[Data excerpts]
::::::::
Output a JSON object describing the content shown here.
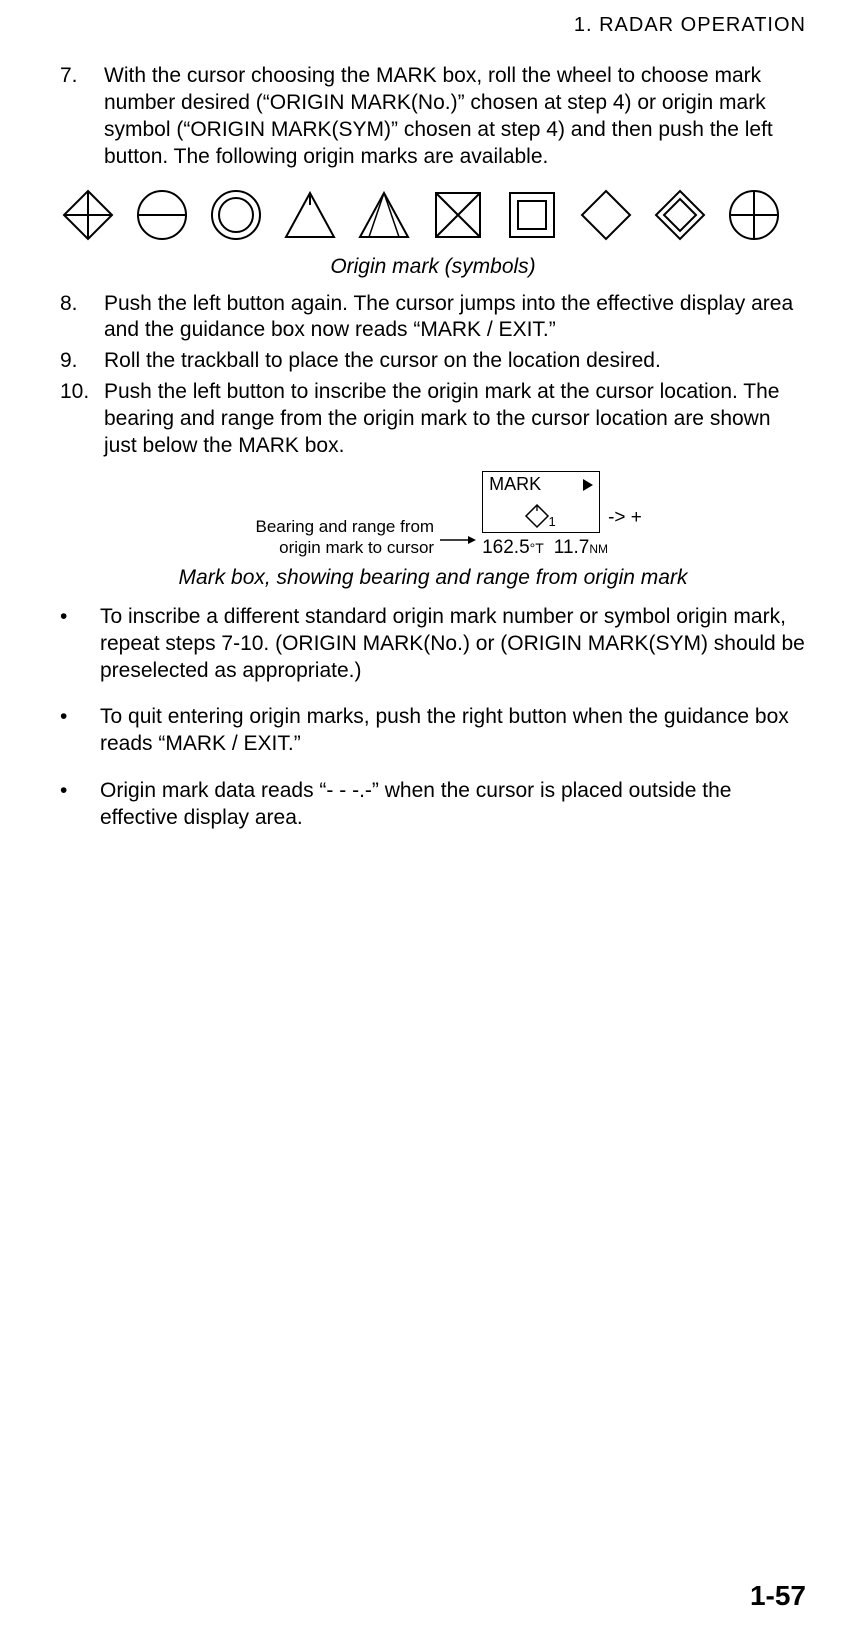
{
  "header": "1.  RADAR  OPERATION",
  "steps": {
    "n7": "7.",
    "t7": "With the cursor choosing the MARK box, roll the wheel to choose mark number desired (“ORIGIN MARK(No.)” chosen at step 4) or origin mark symbol (“ORIGIN MARK(SYM)” chosen at step 4) and then push the left button. The following origin marks are available.",
    "n8": "8.",
    "t8": "Push the left button again. The cursor jumps into the effective display area and the guidance box now reads “MARK / EXIT.”",
    "n9": "9.",
    "t9": "Roll the trackball to place the cursor on the location desired.",
    "n10": "10.",
    "t10": "Push the left button to inscribe the origin mark at the cursor location. The bearing and range from the origin mark to the cursor location are shown just below the MARK box."
  },
  "caption1": "Origin mark (symbols)",
  "caption2": "Mark box, showing bearing and range from origin mark",
  "markbox": {
    "title": "MARK",
    "sub": "1",
    "right": "-> +",
    "brg": "162.5",
    "brgUnit": "°T",
    "rng": "11.7",
    "rngUnit": "NM",
    "label1": "Bearing and range from",
    "label2": "origin mark to cursor"
  },
  "bullets": {
    "b1": "To inscribe a different standard origin mark number or symbol origin mark, repeat steps 7-10. (ORIGIN MARK(No.) or (ORIGIN MARK(SYM) should be preselected as appropriate.)",
    "b2": "To quit entering origin marks, push the right button when the guidance box reads “MARK / EXIT.”",
    "b3": "Origin mark data reads “- - -.-” when the cursor is placed outside the effective display area."
  },
  "pageNum": "1-57",
  "bulletGlyph": "•"
}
::::::::
WHAT YOU SHOULD DO:
Of the lines in the data, how many hold the string "effective"? State the number, nothing else.

SOLUTION TO THIS EXERCISE:
2